*Your objective*. Go through the entries below and pick out every line with "Integração".

* start *

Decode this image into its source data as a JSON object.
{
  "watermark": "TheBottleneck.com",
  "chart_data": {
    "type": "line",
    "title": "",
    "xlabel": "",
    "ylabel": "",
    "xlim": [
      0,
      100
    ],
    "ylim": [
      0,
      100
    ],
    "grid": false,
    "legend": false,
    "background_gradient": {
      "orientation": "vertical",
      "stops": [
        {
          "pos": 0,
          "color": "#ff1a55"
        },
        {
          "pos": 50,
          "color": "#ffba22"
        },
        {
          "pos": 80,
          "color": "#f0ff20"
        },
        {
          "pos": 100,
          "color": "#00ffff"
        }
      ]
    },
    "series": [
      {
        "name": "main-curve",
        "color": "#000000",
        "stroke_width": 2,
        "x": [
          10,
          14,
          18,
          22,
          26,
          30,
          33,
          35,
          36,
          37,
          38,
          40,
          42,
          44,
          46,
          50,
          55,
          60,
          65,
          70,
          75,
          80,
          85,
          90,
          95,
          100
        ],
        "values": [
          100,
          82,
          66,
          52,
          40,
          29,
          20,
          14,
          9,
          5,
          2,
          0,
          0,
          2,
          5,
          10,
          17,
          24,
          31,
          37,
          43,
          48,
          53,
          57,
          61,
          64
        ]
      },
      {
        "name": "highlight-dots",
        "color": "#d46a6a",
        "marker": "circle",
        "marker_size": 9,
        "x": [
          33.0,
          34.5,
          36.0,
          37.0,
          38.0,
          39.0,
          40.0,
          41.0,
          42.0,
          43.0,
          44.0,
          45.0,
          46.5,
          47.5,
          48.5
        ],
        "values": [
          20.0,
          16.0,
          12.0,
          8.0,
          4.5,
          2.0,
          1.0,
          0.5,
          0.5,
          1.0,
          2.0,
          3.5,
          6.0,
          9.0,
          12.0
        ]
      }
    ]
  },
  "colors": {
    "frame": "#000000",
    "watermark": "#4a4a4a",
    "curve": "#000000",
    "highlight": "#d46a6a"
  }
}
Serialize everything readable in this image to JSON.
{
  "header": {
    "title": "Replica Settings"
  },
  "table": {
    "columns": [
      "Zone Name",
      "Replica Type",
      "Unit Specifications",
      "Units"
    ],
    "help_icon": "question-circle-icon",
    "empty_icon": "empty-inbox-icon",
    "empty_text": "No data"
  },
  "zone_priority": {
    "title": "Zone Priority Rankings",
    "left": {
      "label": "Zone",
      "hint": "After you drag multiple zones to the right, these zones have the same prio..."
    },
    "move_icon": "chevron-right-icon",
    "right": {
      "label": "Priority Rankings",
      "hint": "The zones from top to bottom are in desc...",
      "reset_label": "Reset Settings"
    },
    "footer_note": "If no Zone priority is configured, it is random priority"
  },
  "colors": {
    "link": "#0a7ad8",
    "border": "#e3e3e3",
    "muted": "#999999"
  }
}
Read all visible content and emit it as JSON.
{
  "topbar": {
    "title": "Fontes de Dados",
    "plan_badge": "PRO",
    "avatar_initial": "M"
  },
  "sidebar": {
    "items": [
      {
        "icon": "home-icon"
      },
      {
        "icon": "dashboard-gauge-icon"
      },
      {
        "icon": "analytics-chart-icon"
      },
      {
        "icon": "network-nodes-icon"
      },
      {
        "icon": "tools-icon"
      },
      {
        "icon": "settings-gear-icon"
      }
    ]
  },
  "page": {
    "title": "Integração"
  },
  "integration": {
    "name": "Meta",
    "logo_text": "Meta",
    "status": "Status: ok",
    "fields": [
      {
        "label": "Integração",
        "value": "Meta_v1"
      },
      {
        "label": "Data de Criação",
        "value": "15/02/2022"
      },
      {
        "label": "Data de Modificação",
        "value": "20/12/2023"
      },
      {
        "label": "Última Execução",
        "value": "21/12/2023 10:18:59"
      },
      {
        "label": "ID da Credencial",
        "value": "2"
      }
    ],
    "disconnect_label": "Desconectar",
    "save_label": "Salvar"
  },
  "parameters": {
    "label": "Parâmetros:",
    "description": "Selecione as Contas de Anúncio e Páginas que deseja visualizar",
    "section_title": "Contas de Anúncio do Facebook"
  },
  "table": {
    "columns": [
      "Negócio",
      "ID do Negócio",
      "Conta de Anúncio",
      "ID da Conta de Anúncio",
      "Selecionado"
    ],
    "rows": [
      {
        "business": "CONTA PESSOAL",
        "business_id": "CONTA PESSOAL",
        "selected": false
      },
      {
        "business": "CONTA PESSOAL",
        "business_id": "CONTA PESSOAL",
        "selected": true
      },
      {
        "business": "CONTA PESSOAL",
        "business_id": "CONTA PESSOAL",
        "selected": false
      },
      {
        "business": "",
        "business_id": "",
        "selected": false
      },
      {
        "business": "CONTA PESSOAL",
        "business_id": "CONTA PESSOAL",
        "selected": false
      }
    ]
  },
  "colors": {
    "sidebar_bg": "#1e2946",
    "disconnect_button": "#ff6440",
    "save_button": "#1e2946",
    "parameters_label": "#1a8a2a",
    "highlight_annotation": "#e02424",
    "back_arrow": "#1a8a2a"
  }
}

* end *

*Answer below*.
    "title": "Integração"
        "label": "Integração",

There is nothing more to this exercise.